(MATERIAL PROVIDED):
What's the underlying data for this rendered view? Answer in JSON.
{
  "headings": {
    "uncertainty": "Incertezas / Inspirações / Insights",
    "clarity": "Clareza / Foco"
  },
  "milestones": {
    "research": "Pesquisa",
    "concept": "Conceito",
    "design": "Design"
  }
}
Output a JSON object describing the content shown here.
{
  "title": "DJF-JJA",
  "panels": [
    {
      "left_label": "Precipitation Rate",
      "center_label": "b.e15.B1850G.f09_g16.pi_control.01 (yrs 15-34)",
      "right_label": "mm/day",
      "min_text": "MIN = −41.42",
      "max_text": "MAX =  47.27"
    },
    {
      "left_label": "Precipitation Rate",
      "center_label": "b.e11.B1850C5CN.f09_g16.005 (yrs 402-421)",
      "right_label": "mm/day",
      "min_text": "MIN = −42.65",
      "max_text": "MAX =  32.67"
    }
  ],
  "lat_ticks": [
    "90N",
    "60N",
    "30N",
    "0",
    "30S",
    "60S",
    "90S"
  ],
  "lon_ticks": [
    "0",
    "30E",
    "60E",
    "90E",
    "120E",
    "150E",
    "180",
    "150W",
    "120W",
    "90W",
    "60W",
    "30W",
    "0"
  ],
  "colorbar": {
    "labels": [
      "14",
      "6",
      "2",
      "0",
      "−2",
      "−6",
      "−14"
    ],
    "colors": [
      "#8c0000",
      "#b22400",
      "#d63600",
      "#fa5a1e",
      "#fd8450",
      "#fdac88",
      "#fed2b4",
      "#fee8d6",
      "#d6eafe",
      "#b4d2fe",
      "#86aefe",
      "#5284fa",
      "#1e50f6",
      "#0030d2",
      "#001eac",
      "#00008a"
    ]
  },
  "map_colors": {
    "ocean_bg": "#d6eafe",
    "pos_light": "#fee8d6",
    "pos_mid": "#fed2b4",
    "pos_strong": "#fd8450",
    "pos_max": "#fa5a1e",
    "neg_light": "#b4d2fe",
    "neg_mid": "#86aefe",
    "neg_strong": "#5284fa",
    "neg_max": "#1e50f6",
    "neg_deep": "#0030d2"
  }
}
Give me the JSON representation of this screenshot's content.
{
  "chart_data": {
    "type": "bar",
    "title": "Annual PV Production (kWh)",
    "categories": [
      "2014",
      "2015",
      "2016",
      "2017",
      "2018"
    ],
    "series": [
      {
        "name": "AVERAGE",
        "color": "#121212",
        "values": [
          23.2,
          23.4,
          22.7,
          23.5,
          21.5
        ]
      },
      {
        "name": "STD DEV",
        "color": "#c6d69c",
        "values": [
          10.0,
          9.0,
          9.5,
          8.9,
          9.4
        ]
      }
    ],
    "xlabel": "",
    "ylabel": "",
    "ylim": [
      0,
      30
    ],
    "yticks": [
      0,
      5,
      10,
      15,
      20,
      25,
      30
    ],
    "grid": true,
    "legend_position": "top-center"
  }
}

(TASK TO COMPLETE): All of the material must be reproduced exactly.

(REPLY):
What's the underlying data for this rendered view? Answer in JSON.
{
  "headings": {
    "uncertainty": "Incertezas / Inspirações / Insights",
    "clarity": "Clareza / Foco"
  },
  "milestones": {
    "research": "Pesquisa",
    "concept": "Conceito",
    "design": "Design"
  }
}
Output a JSON object describing the content shown here.
{
  "title": "DJF-JJA",
  "panels": [
    {
      "left_label": "Precipitation Rate",
      "center_label": "b.e15.B1850G.f09_g16.pi_control.01 (yrs 15-34)",
      "right_label": "mm/day",
      "min_text": "MIN = −41.42",
      "max_text": "MAX =  47.27"
    },
    {
      "left_label": "Precipitation Rate",
      "center_label": "b.e11.B1850C5CN.f09_g16.005 (yrs 402-421)",
      "right_label": "mm/day",
      "min_text": "MIN = −42.65",
      "max_text": "MAX =  32.67"
    }
  ],
  "lat_ticks": [
    "90N",
    "60N",
    "30N",
    "0",
    "30S",
    "60S",
    "90S"
  ],
  "lon_ticks": [
    "0",
    "30E",
    "60E",
    "90E",
    "120E",
    "150E",
    "180",
    "150W",
    "120W",
    "90W",
    "60W",
    "30W",
    "0"
  ],
  "colorbar": {
    "labels": [
      "14",
      "6",
      "2",
      "0",
      "−2",
      "−6",
      "−14"
    ],
    "colors": [
      "#8c0000",
      "#b22400",
      "#d63600",
      "#fa5a1e",
      "#fd8450",
      "#fdac88",
      "#fed2b4",
      "#fee8d6",
      "#d6eafe",
      "#b4d2fe",
      "#86aefe",
      "#5284fa",
      "#1e50f6",
      "#0030d2",
      "#001eac",
      "#00008a"
    ]
  },
  "map_colors": {
    "ocean_bg": "#d6eafe",
    "pos_light": "#fee8d6",
    "pos_mid": "#fed2b4",
    "pos_strong": "#fd8450",
    "pos_max": "#fa5a1e",
    "neg_light": "#b4d2fe",
    "neg_mid": "#86aefe",
    "neg_strong": "#5284fa",
    "neg_max": "#1e50f6",
    "neg_deep": "#0030d2"
  }
}
Give me the JSON representation of this screenshot's content.
{
  "chart_data": {
    "type": "bar",
    "title": "Annual PV Production (kWh)",
    "categories": [
      "2014",
      "2015",
      "2016",
      "2017",
      "2018"
    ],
    "series": [
      {
        "name": "AVERAGE",
        "color": "#121212",
        "values": [
          23.2,
          23.4,
          22.7,
          23.5,
          21.5
        ]
      },
      {
        "name": "STD DEV",
        "color": "#c6d69c",
        "values": [
          10.0,
          9.0,
          9.5,
          8.9,
          9.4
        ]
      }
    ],
    "xlabel": "",
    "ylabel": "",
    "ylim": [
      0,
      30
    ],
    "yticks": [
      0,
      5,
      10,
      15,
      20,
      25,
      30
    ],
    "grid": true,
    "legend_position": "top-center"
  }
}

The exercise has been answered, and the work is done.